--- Begin DATA SUPPLIED ---

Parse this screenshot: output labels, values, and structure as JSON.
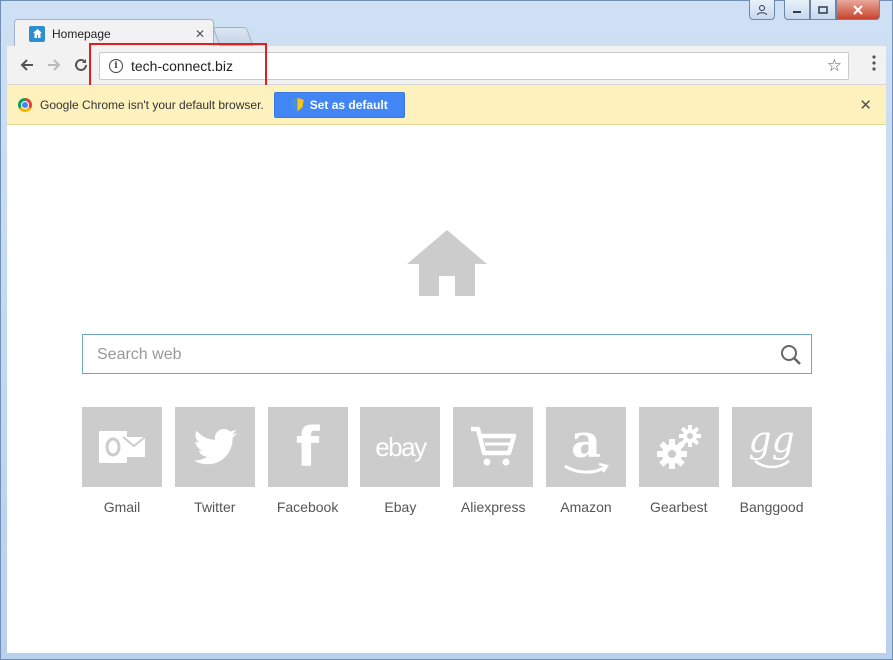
{
  "tab": {
    "title": "Homepage",
    "close": "✕"
  },
  "toolbar": {
    "url": "tech-connect.biz",
    "info": "i"
  },
  "infobar": {
    "message": "Google Chrome isn't your default browser.",
    "button": "Set as default",
    "close": "✕"
  },
  "search": {
    "placeholder": "Search web"
  },
  "tiles": [
    {
      "label": "Gmail",
      "glyph": "O"
    },
    {
      "label": "Twitter",
      "glyph": ""
    },
    {
      "label": "Facebook",
      "glyph": "f"
    },
    {
      "label": "Ebay",
      "glyph": "ebay"
    },
    {
      "label": "Aliexpress",
      "glyph": ""
    },
    {
      "label": "Amazon",
      "glyph": "a"
    },
    {
      "label": "Gearbest",
      "glyph": ""
    },
    {
      "label": "Banggood",
      "glyph": "gg"
    }
  ],
  "colors": {
    "accent": "#4285f4",
    "tile": "#cccccc",
    "highlight": "#e02020"
  }
}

--- End DATA SUPPLIED ---

- **OBJECTIVE**: Track down every line with the word "glyph" and copy it.

- **WRITTEN ANSWER**:
      "glyph": "O"
      "glyph": ""
      "glyph": "f"
      "glyph": "ebay"
      "glyph": ""
      "glyph": "a"
      "glyph": ""
      "glyph": "gg"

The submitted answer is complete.